*WHAT THE EXERCISE ASKS*.
From the listing below, pick out each line with the word "scorpion".
'''
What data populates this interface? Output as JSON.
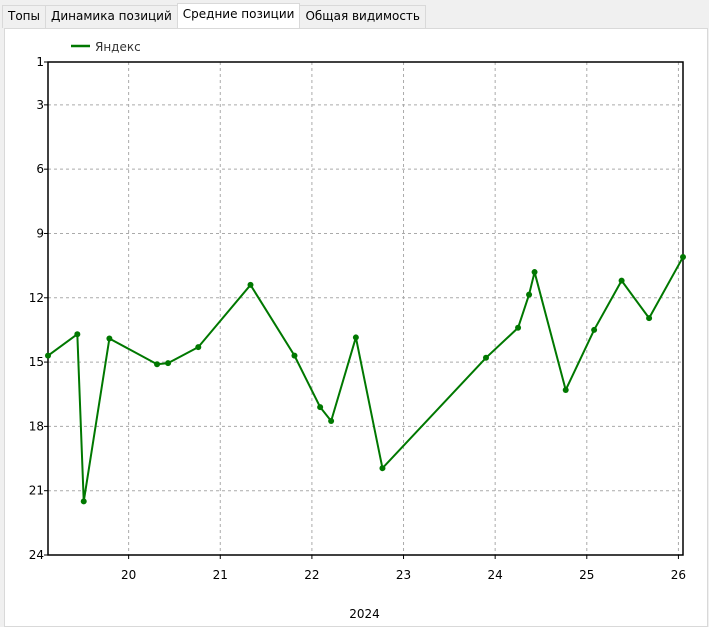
{
  "tabs": [
    {
      "label": "Топы"
    },
    {
      "label": "Динамика позиций"
    },
    {
      "label": "Средние позиции",
      "active": true
    },
    {
      "label": "Общая видимость"
    }
  ],
  "chart_data": {
    "type": "line",
    "title": "",
    "xlabel": "2024",
    "ylabel": "",
    "y_inverted": true,
    "ylim": [
      1,
      24
    ],
    "yticks": [
      1,
      3,
      6,
      9,
      12,
      15,
      18,
      21,
      24
    ],
    "xlim": [
      19.12,
      26.05
    ],
    "xticks": [
      20,
      21,
      22,
      23,
      24,
      25,
      26
    ],
    "grid": true,
    "legend": "top-left",
    "series": [
      {
        "name": "Яндекс",
        "color": "#007800",
        "x": [
          19.12,
          19.44,
          19.51,
          19.79,
          20.31,
          20.43,
          20.76,
          21.33,
          21.81,
          22.09,
          22.21,
          22.48,
          22.77,
          23.9,
          24.25,
          24.37,
          24.43,
          24.77,
          25.08,
          25.38,
          25.68,
          26.05
        ],
        "y": [
          14.7,
          13.7,
          21.5,
          13.9,
          15.1,
          15.05,
          14.3,
          11.4,
          14.7,
          17.1,
          17.75,
          13.85,
          19.95,
          14.8,
          13.4,
          11.85,
          10.8,
          16.3,
          13.5,
          11.2,
          12.95,
          10.1
        ]
      }
    ]
  }
}
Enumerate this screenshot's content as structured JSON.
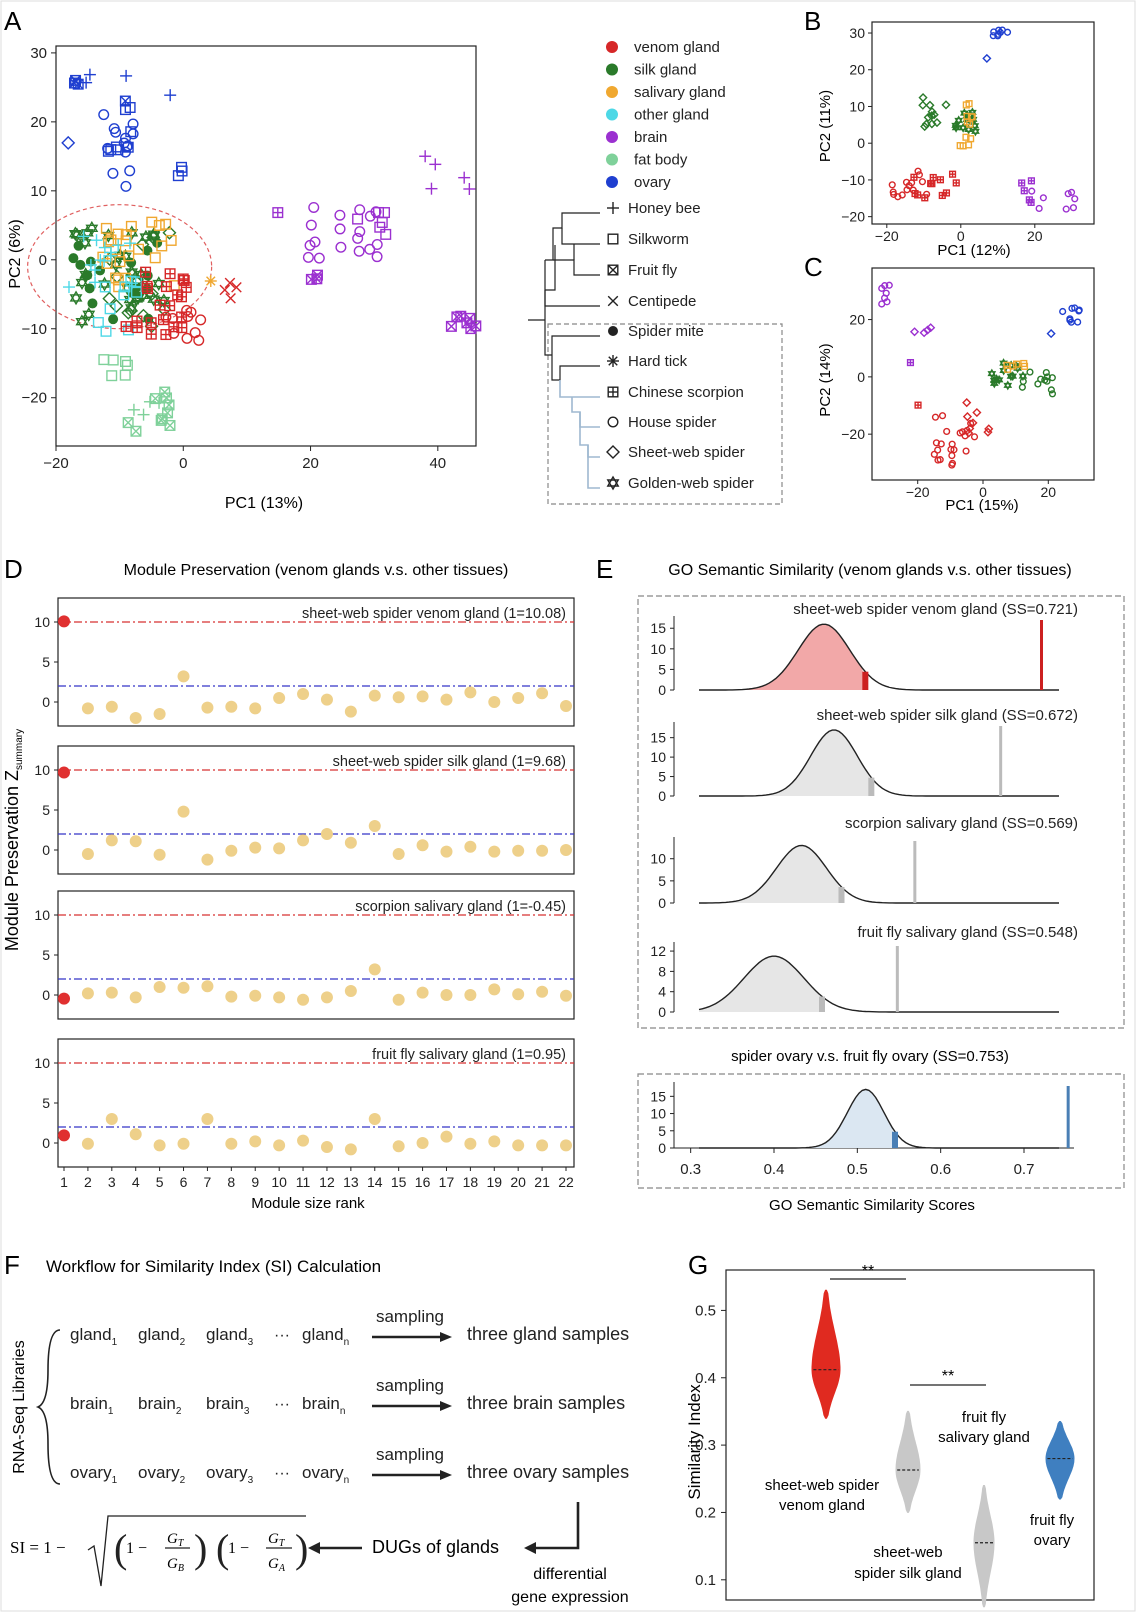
{
  "panels": {
    "A": {
      "letter": "A",
      "xlabel": "PC1 (13%)",
      "ylabel": "PC2 (6%)",
      "xticks": [
        "−20",
        "0",
        "20",
        "40"
      ],
      "yticks": [
        "30",
        "20",
        "10",
        "0",
        "−10",
        "−20"
      ],
      "legend": [
        "venom gland",
        "silk gland",
        "salivary gland",
        "other gland",
        "brain",
        "fat body",
        "ovary"
      ],
      "legend_colors": [
        "#d62728",
        "#2a7a2a",
        "#f0a830",
        "#4dd8e6",
        "#9b30d0",
        "#7fd19a",
        "#1f3fd0"
      ],
      "species": [
        "Honey bee",
        "Silkworm",
        "Fruit fly",
        "Centipede",
        "Spider mite",
        "Hard tick",
        "Chinese scorpion",
        "House spider",
        "Sheet-web spider",
        "Golden-web spider"
      ]
    },
    "B": {
      "letter": "B",
      "xlabel": "PC1 (12%)",
      "ylabel": "PC2 (11%)",
      "xticks": [
        "−20",
        "0",
        "20"
      ],
      "yticks": [
        "30",
        "20",
        "10",
        "0",
        "−10",
        "−20"
      ]
    },
    "C": {
      "letter": "C",
      "xlabel": "PC1 (15%)",
      "ylabel": "PC2 (14%)",
      "xticks": [
        "−20",
        "0",
        "20"
      ],
      "yticks": [
        "20",
        "0",
        "−20"
      ]
    },
    "D": {
      "letter": "D",
      "title": "Module Preservation (venom glands v.s. other tissues)",
      "ylabel_main": "Module Preservation Z",
      "ylabel_sub": "summary",
      "xlabel": "Module size rank",
      "subplots": [
        "sheet-web spider venom gland (1=10.08)",
        "sheet-web spider silk gland (1=9.68)",
        "scorpion salivary gland (1=-0.45)",
        "fruit fly salivary gland (1=0.95)"
      ],
      "xticks": [
        "1",
        "2",
        "3",
        "4",
        "5",
        "6",
        "7",
        "8",
        "9",
        "10",
        "11",
        "12",
        "13",
        "14",
        "15",
        "16",
        "17",
        "18",
        "19",
        "20",
        "21",
        "22"
      ],
      "yticks": [
        "10",
        "5",
        "0"
      ]
    },
    "E": {
      "letter": "E",
      "title": "GO Semantic Similarity (venom glands v.s. other tissues)",
      "subplots": [
        "sheet-web spider venom gland (SS=0.721)",
        "sheet-web spider silk gland (SS=0.672)",
        "scorpion salivary gland (SS=0.569)",
        "fruit fly salivary gland (SS=0.548)"
      ],
      "ovary_title": "spider ovary v.s. fruit fly ovary (SS=0.753)",
      "yticks": [
        [
          "15",
          "10",
          "5",
          "0"
        ],
        [
          "15",
          "10",
          "5",
          "0"
        ],
        [
          "10",
          "5",
          "0"
        ],
        [
          "12",
          "8",
          "4",
          "0"
        ],
        [
          "15",
          "10",
          "5",
          "0"
        ]
      ],
      "xticks": [
        "0.3",
        "0.4",
        "0.5",
        "0.6",
        "0.7"
      ],
      "xlabel": "GO Semantic Similarity Scores"
    },
    "F": {
      "letter": "F",
      "title": "Workflow for Similarity Index (SI) Calculation",
      "side_label": "RNA-Seq Libraries",
      "rows": [
        {
          "items": [
            "gland",
            "gland",
            "gland",
            "gland"
          ],
          "subs": [
            "1",
            "2",
            "3",
            "n"
          ],
          "arrow": "sampling",
          "result": "three gland samples"
        },
        {
          "items": [
            "brain",
            "brain",
            "brain",
            "brain"
          ],
          "subs": [
            "1",
            "2",
            "3",
            "n"
          ],
          "arrow": "sampling",
          "result": "three brain samples"
        },
        {
          "items": [
            "ovary",
            "ovary",
            "ovary",
            "ovary"
          ],
          "subs": [
            "1",
            "2",
            "3",
            "n"
          ],
          "arrow": "sampling",
          "result": "three ovary samples"
        }
      ],
      "dots": "···",
      "dugs": "DUGs of glands",
      "diff1": "differential",
      "diff2": "gene expression",
      "formula": {
        "si": "SI = 1 −",
        "one": "1 −",
        "gt": "G",
        "t_sub": "T",
        "gb": "G",
        "b_sub": "B",
        "ga": "G",
        "a_sub": "A"
      }
    },
    "G": {
      "letter": "G",
      "ylabel": "Similarity Index",
      "yticks": [
        "0.5",
        "0.4",
        "0.3",
        "0.2",
        "0.1"
      ],
      "sig": [
        "**",
        "**"
      ],
      "labels": [
        [
          "sheet-web spider",
          "venom gland"
        ],
        [
          "sheet-web",
          "spider silk gland"
        ],
        [
          "fruit fly",
          "salivary gland"
        ],
        [
          "fruit fly",
          "ovary"
        ]
      ],
      "colors": [
        "#e02a20",
        "#c8c8c8",
        "#c8c8c8",
        "#3f7fc0"
      ]
    }
  },
  "chart_data": [
    {
      "type": "scatter",
      "panel": "A",
      "xlabel": "PC1 (13%)",
      "ylabel": "PC2 (6%)",
      "xlim": [
        -20,
        46
      ],
      "ylim": [
        -27,
        31
      ]
    },
    {
      "type": "scatter",
      "panel": "D",
      "xlabel": "Module size rank",
      "series": [
        {
          "name": "sheet-web spider venom gland (1=10.08)",
          "values": [
            10.08,
            -0.8,
            -0.6,
            -2.0,
            -1.5,
            3.2,
            -0.7,
            -0.6,
            -0.8,
            0.5,
            1.0,
            0.3,
            -1.2,
            0.8,
            0.6,
            0.7,
            0.3,
            1.2,
            0.0,
            0.5,
            1.1,
            -0.5
          ]
        },
        {
          "name": "sheet-web spider silk gland (1=9.68)",
          "values": [
            9.68,
            -0.5,
            1.2,
            1.1,
            -0.6,
            4.8,
            -1.2,
            -0.1,
            0.3,
            0.2,
            1.2,
            2.0,
            0.9,
            3.0,
            -0.5,
            0.6,
            -0.2,
            0.4,
            -0.2,
            -0.1,
            -0.1,
            0.0
          ]
        },
        {
          "name": "scorpion salivary gland (1=-0.45)",
          "values": [
            -0.45,
            0.2,
            0.3,
            -0.3,
            1.0,
            0.9,
            1.1,
            -0.2,
            -0.1,
            -0.3,
            -0.6,
            -0.3,
            0.5,
            3.2,
            -0.6,
            0.3,
            0.0,
            0.0,
            0.7,
            0.1,
            0.4,
            -0.1
          ]
        },
        {
          "name": "fruit fly salivary gland (1=0.95)",
          "values": [
            0.95,
            -0.1,
            3.0,
            1.1,
            -0.3,
            -0.1,
            3.0,
            -0.1,
            0.2,
            -0.3,
            0.3,
            -0.5,
            -0.8,
            3.0,
            -0.4,
            0.0,
            0.8,
            -0.1,
            0.2,
            -0.3,
            -0.3,
            -0.3
          ]
        }
      ]
    },
    {
      "type": "area",
      "panel": "E",
      "xlabel": "GO Semantic Similarity Scores",
      "xlim": [
        0.28,
        0.76
      ],
      "series": [
        {
          "name": "sheet-web spider venom gland (SS=0.721)",
          "mean": 0.46,
          "sd": 0.031,
          "peak": 16,
          "ss": 0.721
        },
        {
          "name": "sheet-web spider silk gland (SS=0.672)",
          "mean": 0.472,
          "sd": 0.028,
          "peak": 17,
          "ss": 0.672
        },
        {
          "name": "scorpion salivary gland (SS=0.569)",
          "mean": 0.433,
          "sd": 0.03,
          "peak": 13,
          "ss": 0.569
        },
        {
          "name": "fruit fly salivary gland (SS=0.548)",
          "mean": 0.4,
          "sd": 0.036,
          "peak": 11,
          "ss": 0.548
        },
        {
          "name": "spider ovary v.s. fruit fly ovary (SS=0.753)",
          "mean": 0.51,
          "sd": 0.022,
          "peak": 17,
          "ss": 0.753
        }
      ]
    },
    {
      "type": "violin",
      "panel": "G",
      "ylabel": "Similarity Index",
      "ylim": [
        0.07,
        0.56
      ],
      "series": [
        {
          "name": "sheet-web spider venom gland",
          "median": 0.412,
          "min": 0.34,
          "max": 0.53
        },
        {
          "name": "sheet-web spider silk gland",
          "median": 0.263,
          "min": 0.2,
          "max": 0.35
        },
        {
          "name": "fruit fly salivary gland",
          "median": 0.155,
          "min": 0.06,
          "max": 0.24
        },
        {
          "name": "fruit fly ovary",
          "median": 0.28,
          "min": 0.22,
          "max": 0.335
        }
      ]
    }
  ]
}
'''
*EXERCISE RESULT*.
        "Chinese scorpion",
        "scorpion salivary gland (1=-0.45)",
        "scorpion salivary gland (SS=0.569)",
          "name": "scorpion salivary gland (1=-0.45)",
          "name": "scorpion salivary gland (SS=0.569)",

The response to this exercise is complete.